**Given instruction:** Leave the pictures out, and retype all of the material exactly as written.

**Entries shown:**
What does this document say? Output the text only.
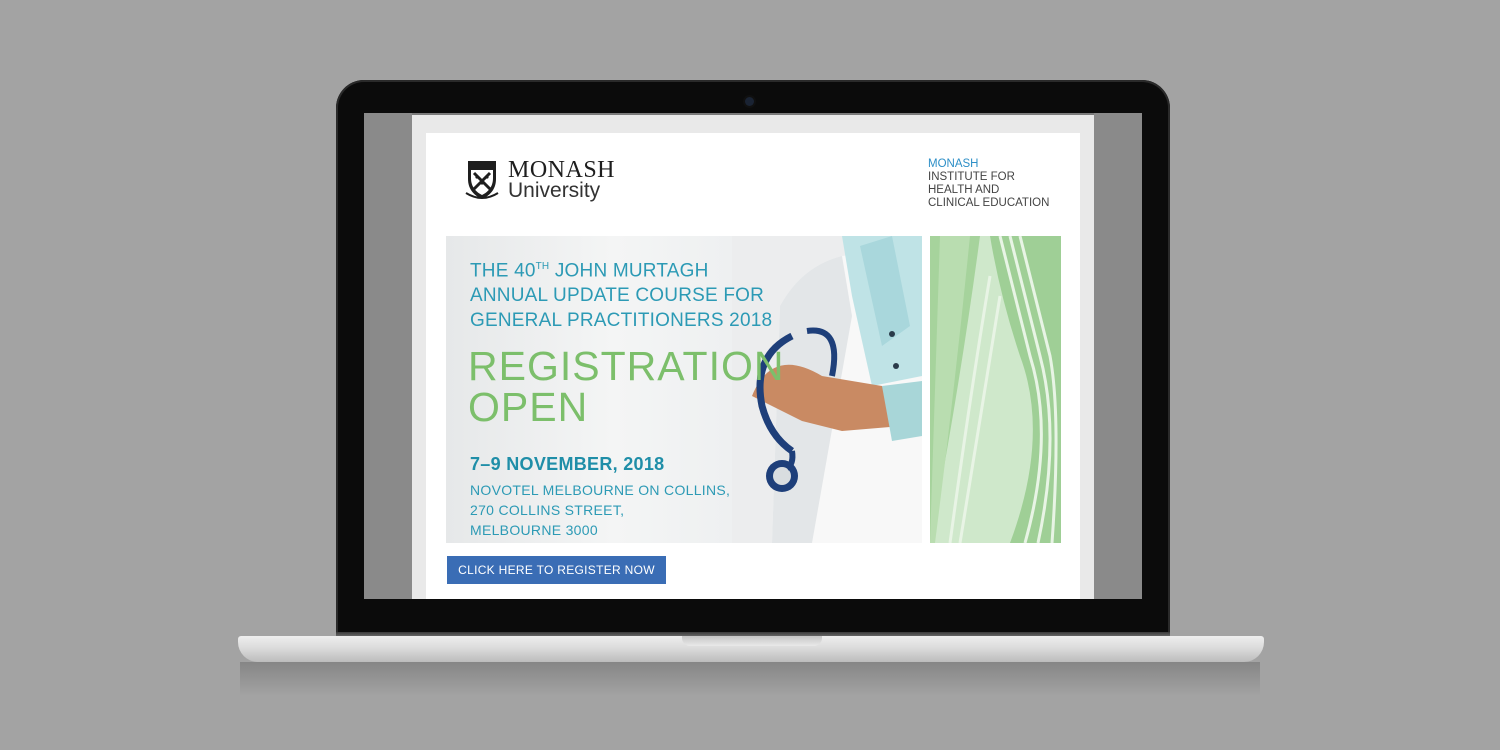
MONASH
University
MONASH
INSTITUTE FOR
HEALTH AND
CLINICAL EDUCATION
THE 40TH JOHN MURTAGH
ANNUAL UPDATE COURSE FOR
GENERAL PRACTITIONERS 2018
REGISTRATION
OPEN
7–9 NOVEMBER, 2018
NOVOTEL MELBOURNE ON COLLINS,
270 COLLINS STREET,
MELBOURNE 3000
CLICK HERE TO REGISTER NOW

**Full answer:**
What does this document say? Output the text only.
MONASH
University
MONASH
INSTITUTE FOR
HEALTH AND
CLINICAL EDUCATION
THE 40TH JOHN MURTAGH
ANNUAL UPDATE COURSE FOR
GENERAL PRACTITIONERS 2018
REGISTRATION
OPEN
7–9 NOVEMBER, 2018
NOVOTEL MELBOURNE ON COLLINS,
270 COLLINS STREET,
MELBOURNE 3000
CLICK HERE TO REGISTER NOW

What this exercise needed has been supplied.